• [GOAL OF THE EXERCISE] Note each line of the listing that contains the string "axis", and copy it.

• [INPUT DATA]
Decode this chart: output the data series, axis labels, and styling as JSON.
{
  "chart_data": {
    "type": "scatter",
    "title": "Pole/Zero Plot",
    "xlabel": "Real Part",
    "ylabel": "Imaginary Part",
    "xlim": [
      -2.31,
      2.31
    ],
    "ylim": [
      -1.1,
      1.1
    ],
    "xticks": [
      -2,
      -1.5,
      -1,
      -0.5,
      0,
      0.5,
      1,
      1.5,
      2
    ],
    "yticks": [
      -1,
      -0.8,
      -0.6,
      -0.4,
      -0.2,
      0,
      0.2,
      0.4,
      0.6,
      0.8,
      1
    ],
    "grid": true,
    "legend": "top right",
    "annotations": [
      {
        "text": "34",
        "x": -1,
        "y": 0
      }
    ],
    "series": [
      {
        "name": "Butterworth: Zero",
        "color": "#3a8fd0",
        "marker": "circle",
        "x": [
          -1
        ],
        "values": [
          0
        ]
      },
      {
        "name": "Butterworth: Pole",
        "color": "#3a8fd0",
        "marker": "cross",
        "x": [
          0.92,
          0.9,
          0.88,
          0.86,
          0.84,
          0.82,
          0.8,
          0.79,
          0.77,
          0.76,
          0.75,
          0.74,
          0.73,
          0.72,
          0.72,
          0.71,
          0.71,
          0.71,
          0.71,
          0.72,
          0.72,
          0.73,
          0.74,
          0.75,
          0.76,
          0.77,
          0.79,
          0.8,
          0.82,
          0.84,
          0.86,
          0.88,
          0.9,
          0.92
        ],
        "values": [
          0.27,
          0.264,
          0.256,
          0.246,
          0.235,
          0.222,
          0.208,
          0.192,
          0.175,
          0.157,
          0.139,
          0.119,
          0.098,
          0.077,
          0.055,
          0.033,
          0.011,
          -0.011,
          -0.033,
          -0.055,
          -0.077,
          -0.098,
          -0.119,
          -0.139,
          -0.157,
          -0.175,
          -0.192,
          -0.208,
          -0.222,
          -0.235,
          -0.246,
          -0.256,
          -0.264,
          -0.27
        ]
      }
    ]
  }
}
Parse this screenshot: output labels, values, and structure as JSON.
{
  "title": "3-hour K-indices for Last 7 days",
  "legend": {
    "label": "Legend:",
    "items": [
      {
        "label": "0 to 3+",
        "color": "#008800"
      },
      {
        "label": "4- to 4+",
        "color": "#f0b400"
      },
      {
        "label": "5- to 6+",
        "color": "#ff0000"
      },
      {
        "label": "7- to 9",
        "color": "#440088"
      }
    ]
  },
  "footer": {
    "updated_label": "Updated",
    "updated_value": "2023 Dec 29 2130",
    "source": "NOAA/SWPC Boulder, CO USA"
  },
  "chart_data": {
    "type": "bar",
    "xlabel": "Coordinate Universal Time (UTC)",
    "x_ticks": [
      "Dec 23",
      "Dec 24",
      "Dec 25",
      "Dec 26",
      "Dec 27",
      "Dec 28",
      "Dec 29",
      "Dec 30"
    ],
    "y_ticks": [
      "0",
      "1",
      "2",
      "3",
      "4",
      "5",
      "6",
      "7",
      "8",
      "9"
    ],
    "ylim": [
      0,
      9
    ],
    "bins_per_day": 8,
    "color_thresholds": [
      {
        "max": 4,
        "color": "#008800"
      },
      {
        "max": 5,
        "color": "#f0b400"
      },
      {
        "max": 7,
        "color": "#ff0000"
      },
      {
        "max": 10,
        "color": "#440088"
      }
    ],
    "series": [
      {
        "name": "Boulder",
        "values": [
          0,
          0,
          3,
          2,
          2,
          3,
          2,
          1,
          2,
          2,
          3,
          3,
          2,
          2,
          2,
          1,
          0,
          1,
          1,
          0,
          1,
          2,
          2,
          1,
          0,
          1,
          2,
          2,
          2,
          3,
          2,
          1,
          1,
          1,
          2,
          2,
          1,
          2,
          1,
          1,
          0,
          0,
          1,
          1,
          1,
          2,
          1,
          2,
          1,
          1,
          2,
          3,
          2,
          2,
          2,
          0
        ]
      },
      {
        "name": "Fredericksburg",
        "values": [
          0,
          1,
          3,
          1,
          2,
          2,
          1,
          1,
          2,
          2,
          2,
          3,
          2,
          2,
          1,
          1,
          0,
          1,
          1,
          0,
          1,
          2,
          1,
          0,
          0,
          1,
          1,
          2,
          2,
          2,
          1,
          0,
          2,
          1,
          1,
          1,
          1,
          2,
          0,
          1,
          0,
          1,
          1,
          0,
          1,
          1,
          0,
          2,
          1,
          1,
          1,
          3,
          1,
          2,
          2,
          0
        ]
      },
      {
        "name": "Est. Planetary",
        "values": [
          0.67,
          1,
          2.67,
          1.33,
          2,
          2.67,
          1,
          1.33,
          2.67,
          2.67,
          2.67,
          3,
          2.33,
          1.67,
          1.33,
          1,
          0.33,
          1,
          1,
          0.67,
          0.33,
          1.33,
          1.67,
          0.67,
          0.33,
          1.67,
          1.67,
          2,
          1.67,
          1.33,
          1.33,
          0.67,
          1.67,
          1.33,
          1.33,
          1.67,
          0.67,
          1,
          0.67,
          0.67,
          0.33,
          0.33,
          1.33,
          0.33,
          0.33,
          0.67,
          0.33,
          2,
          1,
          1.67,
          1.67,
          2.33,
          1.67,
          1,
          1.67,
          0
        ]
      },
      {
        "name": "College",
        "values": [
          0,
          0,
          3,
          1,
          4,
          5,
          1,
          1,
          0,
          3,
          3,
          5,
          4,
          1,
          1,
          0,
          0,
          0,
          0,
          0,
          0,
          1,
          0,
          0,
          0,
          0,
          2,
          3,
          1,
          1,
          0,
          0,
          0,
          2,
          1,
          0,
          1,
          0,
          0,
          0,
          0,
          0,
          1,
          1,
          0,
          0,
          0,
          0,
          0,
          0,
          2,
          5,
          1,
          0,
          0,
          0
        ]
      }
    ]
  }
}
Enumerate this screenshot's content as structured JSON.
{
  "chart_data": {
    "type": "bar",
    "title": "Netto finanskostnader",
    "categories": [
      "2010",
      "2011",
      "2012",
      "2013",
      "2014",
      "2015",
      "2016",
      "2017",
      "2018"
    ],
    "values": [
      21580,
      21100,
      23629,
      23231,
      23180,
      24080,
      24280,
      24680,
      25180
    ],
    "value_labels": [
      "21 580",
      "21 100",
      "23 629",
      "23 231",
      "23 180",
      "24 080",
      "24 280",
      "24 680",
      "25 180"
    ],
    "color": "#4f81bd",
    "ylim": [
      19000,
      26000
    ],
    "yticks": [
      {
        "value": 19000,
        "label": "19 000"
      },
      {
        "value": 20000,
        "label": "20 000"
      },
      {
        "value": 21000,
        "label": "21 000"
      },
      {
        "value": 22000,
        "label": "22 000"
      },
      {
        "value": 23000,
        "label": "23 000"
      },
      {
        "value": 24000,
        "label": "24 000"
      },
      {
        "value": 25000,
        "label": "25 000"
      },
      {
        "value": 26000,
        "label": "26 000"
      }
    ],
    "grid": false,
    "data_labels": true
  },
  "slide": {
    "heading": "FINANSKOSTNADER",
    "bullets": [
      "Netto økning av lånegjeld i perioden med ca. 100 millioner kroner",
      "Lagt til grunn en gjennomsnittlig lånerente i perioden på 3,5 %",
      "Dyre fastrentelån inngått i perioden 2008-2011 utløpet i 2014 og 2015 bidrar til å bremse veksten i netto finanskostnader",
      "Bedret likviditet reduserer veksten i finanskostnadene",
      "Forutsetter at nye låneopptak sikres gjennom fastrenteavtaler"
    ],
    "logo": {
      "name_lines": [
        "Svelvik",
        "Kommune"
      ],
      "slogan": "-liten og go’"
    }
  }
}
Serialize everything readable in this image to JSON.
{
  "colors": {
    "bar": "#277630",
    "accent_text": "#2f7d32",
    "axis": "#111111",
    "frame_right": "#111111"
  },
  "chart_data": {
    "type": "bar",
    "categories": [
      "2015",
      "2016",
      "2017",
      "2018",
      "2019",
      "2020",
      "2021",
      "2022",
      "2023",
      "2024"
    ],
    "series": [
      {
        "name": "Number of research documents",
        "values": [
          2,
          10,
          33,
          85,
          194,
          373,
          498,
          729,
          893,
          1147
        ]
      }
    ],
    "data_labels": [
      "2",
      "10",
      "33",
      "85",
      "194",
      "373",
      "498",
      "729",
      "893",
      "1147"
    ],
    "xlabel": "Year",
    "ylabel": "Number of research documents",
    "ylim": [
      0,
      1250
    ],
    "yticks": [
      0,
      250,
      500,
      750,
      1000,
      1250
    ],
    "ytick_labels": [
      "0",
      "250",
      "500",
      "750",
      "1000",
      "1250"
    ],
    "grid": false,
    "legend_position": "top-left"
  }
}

• [ANSWER TO THE PROBLEM]
Decode this chart: output the data series, axis labels, and styling as JSON.
    "axis": "#111111",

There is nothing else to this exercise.